[GIVEN DATA]
%%

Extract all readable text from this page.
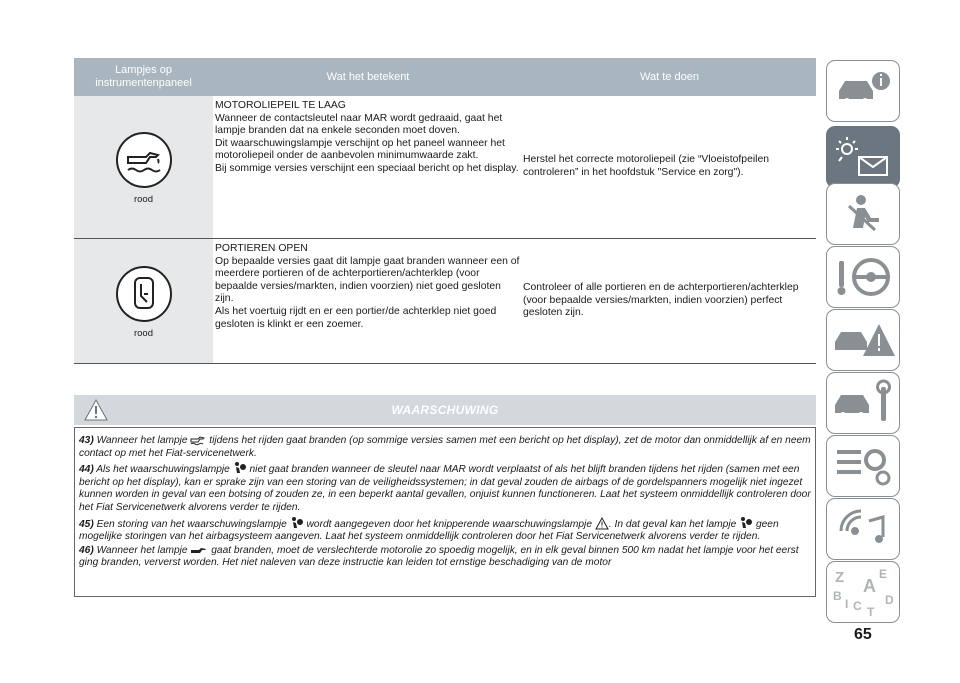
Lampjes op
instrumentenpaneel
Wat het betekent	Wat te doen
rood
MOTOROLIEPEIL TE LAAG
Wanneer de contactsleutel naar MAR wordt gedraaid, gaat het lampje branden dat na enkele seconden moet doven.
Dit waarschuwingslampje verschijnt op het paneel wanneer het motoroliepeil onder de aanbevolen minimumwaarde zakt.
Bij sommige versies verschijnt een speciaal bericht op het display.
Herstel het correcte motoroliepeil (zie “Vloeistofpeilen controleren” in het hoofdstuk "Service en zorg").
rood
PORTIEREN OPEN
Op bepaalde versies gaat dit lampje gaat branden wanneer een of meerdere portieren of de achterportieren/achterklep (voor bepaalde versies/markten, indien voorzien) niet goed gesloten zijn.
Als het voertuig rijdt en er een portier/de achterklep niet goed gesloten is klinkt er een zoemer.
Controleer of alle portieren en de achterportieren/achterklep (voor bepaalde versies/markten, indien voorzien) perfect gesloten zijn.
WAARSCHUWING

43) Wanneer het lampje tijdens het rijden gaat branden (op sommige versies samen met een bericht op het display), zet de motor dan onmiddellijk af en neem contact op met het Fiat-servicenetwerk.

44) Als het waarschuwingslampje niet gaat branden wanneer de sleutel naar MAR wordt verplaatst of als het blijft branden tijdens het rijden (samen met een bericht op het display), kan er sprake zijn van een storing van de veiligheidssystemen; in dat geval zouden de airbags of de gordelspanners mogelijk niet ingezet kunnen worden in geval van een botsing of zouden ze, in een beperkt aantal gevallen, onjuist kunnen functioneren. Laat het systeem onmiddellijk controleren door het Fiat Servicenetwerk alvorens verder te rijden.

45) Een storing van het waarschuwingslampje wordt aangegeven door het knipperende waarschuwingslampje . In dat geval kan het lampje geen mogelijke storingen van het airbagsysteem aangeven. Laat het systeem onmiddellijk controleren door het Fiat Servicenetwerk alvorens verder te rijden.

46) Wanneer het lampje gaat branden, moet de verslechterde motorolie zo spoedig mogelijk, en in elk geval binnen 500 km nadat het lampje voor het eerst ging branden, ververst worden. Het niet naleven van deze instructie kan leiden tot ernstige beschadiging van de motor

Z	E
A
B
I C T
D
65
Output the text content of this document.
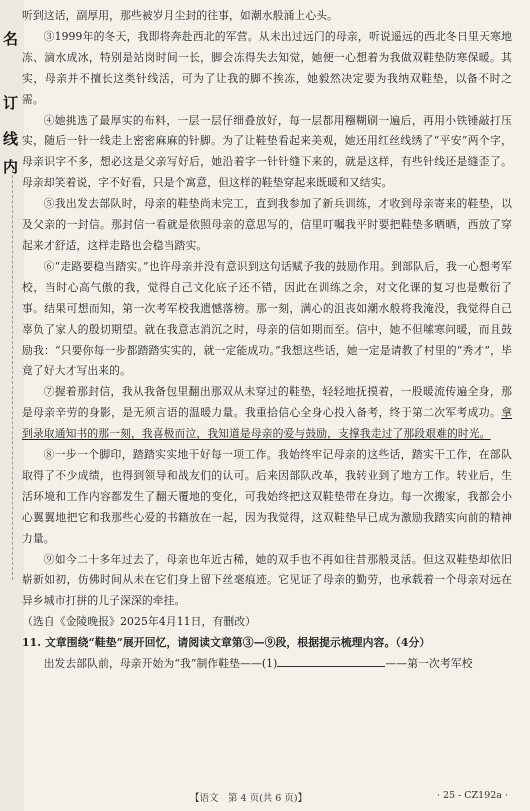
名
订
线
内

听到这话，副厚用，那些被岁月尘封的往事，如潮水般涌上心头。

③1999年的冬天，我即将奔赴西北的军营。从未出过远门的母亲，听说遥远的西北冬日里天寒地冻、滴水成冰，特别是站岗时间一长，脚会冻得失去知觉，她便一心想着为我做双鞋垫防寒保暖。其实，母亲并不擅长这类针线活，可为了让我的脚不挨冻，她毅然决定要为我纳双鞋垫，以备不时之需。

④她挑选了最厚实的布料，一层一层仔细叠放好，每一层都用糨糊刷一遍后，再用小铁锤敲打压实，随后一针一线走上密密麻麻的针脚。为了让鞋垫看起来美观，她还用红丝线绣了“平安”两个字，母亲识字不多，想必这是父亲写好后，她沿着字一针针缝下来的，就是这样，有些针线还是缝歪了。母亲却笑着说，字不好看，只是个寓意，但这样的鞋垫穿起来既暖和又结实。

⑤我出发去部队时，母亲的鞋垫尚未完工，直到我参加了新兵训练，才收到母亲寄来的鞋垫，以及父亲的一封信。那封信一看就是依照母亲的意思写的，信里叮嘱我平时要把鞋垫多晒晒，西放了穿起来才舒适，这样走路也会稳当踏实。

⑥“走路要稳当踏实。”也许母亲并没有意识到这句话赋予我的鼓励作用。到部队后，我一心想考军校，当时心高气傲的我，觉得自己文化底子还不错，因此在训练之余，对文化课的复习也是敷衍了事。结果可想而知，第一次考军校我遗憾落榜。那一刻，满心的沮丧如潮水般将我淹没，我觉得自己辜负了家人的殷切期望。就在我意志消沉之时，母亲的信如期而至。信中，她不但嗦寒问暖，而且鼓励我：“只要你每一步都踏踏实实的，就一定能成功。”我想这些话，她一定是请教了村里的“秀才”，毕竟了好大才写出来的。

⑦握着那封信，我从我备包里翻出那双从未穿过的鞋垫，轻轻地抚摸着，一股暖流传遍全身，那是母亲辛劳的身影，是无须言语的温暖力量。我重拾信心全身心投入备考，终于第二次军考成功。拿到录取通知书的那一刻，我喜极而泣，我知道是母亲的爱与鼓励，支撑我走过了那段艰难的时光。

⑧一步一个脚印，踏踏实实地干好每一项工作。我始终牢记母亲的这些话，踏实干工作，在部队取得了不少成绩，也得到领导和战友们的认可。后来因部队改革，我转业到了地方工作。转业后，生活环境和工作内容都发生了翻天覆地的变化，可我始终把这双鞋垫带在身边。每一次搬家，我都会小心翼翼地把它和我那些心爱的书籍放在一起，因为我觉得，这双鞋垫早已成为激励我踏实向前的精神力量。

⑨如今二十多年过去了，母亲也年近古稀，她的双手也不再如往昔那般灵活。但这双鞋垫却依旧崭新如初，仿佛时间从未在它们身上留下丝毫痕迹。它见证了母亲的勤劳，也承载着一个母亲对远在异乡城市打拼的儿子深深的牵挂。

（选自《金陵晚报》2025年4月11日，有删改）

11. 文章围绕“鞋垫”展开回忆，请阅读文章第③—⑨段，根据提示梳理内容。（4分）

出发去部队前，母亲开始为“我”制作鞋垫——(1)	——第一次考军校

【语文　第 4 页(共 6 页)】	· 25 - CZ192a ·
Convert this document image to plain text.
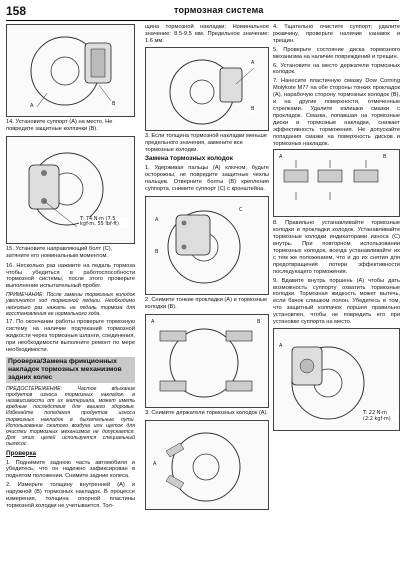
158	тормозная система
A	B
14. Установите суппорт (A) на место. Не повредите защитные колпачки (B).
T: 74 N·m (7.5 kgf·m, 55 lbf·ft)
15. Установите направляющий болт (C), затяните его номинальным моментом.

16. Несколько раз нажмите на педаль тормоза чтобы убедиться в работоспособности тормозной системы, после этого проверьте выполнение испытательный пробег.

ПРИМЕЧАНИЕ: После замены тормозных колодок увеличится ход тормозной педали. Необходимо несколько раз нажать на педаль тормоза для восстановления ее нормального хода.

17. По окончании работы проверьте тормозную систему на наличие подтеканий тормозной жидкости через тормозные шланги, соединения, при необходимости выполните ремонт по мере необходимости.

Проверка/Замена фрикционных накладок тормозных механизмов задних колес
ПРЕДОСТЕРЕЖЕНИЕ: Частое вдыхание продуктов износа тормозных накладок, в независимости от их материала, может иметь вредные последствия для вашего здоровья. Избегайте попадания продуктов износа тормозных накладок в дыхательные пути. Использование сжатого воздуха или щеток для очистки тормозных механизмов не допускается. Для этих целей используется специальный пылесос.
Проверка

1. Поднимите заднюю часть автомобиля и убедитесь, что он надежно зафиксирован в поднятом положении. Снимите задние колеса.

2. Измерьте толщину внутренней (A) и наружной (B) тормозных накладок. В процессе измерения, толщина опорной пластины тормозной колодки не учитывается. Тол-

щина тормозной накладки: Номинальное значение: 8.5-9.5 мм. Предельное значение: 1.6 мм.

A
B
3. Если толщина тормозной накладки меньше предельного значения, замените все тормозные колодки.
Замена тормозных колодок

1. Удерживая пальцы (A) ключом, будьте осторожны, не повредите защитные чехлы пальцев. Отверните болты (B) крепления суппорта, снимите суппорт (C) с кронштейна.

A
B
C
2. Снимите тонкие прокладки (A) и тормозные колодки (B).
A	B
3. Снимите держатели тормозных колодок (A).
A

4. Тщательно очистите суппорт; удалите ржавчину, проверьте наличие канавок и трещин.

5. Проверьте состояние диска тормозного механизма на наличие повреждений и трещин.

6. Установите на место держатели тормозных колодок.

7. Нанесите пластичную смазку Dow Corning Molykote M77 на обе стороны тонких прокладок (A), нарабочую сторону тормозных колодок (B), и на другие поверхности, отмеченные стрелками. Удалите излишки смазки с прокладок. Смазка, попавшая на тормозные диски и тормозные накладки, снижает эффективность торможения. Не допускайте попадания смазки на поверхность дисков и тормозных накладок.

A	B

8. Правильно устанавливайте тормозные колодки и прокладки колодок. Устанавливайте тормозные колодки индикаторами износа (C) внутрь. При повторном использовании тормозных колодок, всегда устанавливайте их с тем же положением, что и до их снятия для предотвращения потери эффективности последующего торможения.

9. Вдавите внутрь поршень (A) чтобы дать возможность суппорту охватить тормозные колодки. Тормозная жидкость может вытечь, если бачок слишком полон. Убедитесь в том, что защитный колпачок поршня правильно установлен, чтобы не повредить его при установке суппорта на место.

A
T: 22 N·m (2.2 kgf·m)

%%

[TASK]
From the entries above, copy every line where the word "voorzien" shows up.

[THE SOLUTION]
Op bepaalde versies gaat dit lampje gaat branden wanneer een of meerdere portieren of de achterportieren/achterklep (voor bepaalde versies/markten, indien voorzien) niet goed gesloten zijn.
Controleer of alle portieren en de achterportieren/achterklep (voor bepaalde versies/markten, indien voorzien) perfect gesloten zijn.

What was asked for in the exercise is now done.